## What is asked
Without the pictures, write out all the lines below exactly as they appear.

BEGIN Data excerpts

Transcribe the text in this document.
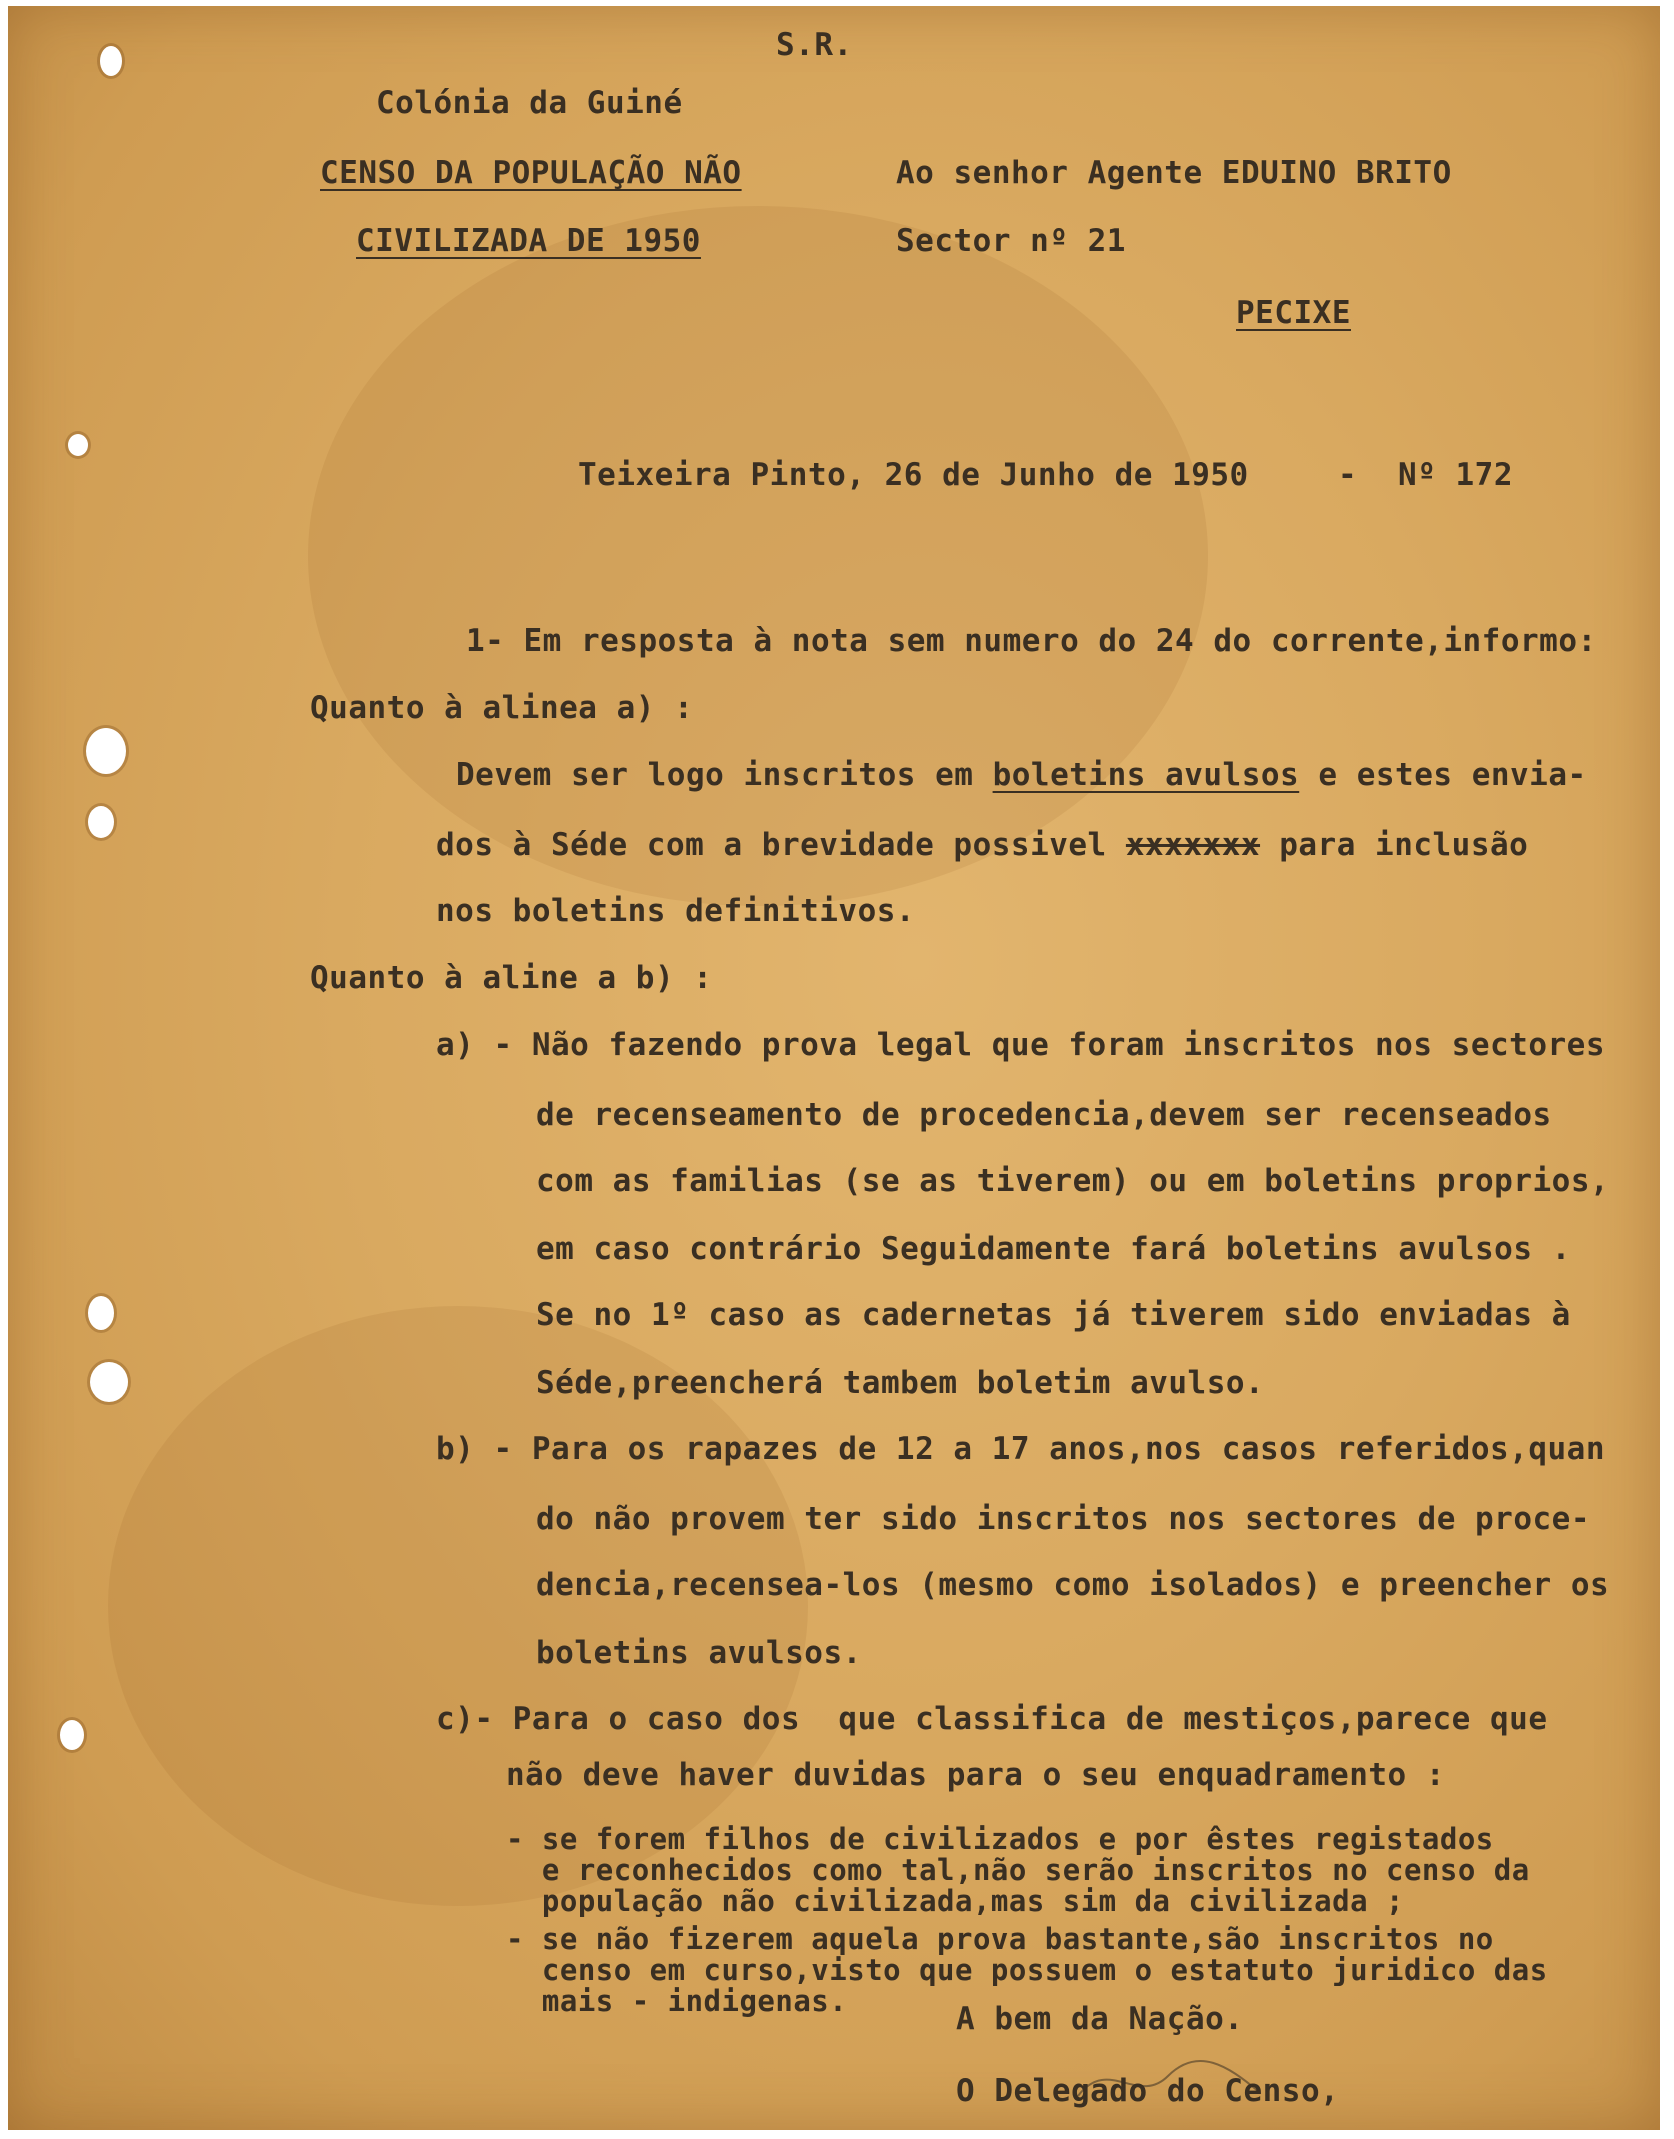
S.R.

Colónia da Guiné

CENSO DA POPULAÇÃO NÃO

CIVILIZADA DE 1950

Ao senhor Agente EDUINO BRITO

Sector nº 21

PECIXE

Teixeira Pinto, 26 de Junho de 1950	- Nº 172

1- Em resposta à nota sem numero do 24 do corrente,informo:

Quanto à alinea a) :

Devem ser logo inscritos em boletins avulsos e estes envia-

dos à Séde com a brevidade possivel xxxxxxx para inclusão

nos boletins definitivos.

Quanto à aline a b) :

a) - Não fazendo prova legal que foram inscritos nos sectores

de recenseamento de procedencia,devem ser recenseados

com as familias (se as tiverem) ou em boletins proprios,

em caso contrário Seguidamente fará boletins avulsos .

Se no 1º caso as cadernetas já tiverem sido enviadas à

Séde,preencherá tambem boletim avulso.

b) - Para os rapazes de 12 a 17 anos,nos casos referidos,quan

do não provem ter sido inscritos nos sectores de proce-

dencia,recensea-los (mesmo como isolados) e preencher os

boletins avulsos.

c)- Para o caso dos  que classifica de mestiços,parece que

não deve haver duvidas para o seu enquadramento :

- se forem filhos de civilizados e por êstes registados
e reconhecidos como tal,não serão inscritos no censo da
população não civilizada,mas sim da civilizada ;

- se não fizerem aquela prova bastante,são inscritos no
censo em curso,visto que possuem o estatuto juridico das
mais - indigenas.	A bem da Nação.

O Delegado do Censo,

END Data excerpts

## Response to the exercise
Transcribe the text in this document.
S.R.

Colónia da Guiné

CENSO DA POPULAÇÃO NÃO

CIVILIZADA DE 1950

Ao senhor Agente EDUINO BRITO

Sector nº 21

PECIXE

Teixeira Pinto, 26 de Junho de 1950	- Nº 172

1- Em resposta à nota sem numero do 24 do corrente,informo:

Quanto à alinea a) :

Devem ser logo inscritos em boletins avulsos e estes envia-

dos à Séde com a brevidade possivel xxxxxxx para inclusão

nos boletins definitivos.

Quanto à aline a b) :

a) - Não fazendo prova legal que foram inscritos nos sectores

de recenseamento de procedencia,devem ser recenseados

com as familias (se as tiverem) ou em boletins proprios,

em caso contrário Seguidamente fará boletins avulsos .

Se no 1º caso as cadernetas já tiverem sido enviadas à

Séde,preencherá tambem boletim avulso.

b) - Para os rapazes de 12 a 17 anos,nos casos referidos,quan

do não provem ter sido inscritos nos sectores de proce-

dencia,recensea-los (mesmo como isolados) e preencher os

boletins avulsos.

c)- Para o caso dos  que classifica de mestiços,parece que

não deve haver duvidas para o seu enquadramento :

- se forem filhos de civilizados e por êstes registados
e reconhecidos como tal,não serão inscritos no censo da
população não civilizada,mas sim da civilizada ;

- se não fizerem aquela prova bastante,são inscritos no
censo em curso,visto que possuem o estatuto juridico das
mais - indigenas.	A bem da Nação.

O Delegado do Censo,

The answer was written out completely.